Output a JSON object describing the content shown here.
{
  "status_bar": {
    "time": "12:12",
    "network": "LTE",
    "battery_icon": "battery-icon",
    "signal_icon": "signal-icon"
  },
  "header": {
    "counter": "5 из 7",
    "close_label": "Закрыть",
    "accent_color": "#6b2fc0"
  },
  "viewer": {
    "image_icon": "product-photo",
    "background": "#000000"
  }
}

(SET PROBLEM) Copy out the whole listing exactly; please set it all down.

(FULL OUTPUT)
Output a JSON object describing the content shown here.
{
  "status_bar": {
    "time": "12:12",
    "network": "LTE",
    "battery_icon": "battery-icon",
    "signal_icon": "signal-icon"
  },
  "header": {
    "counter": "5 из 7",
    "close_label": "Закрыть",
    "accent_color": "#6b2fc0"
  },
  "viewer": {
    "image_icon": "product-photo",
    "background": "#000000"
  }
}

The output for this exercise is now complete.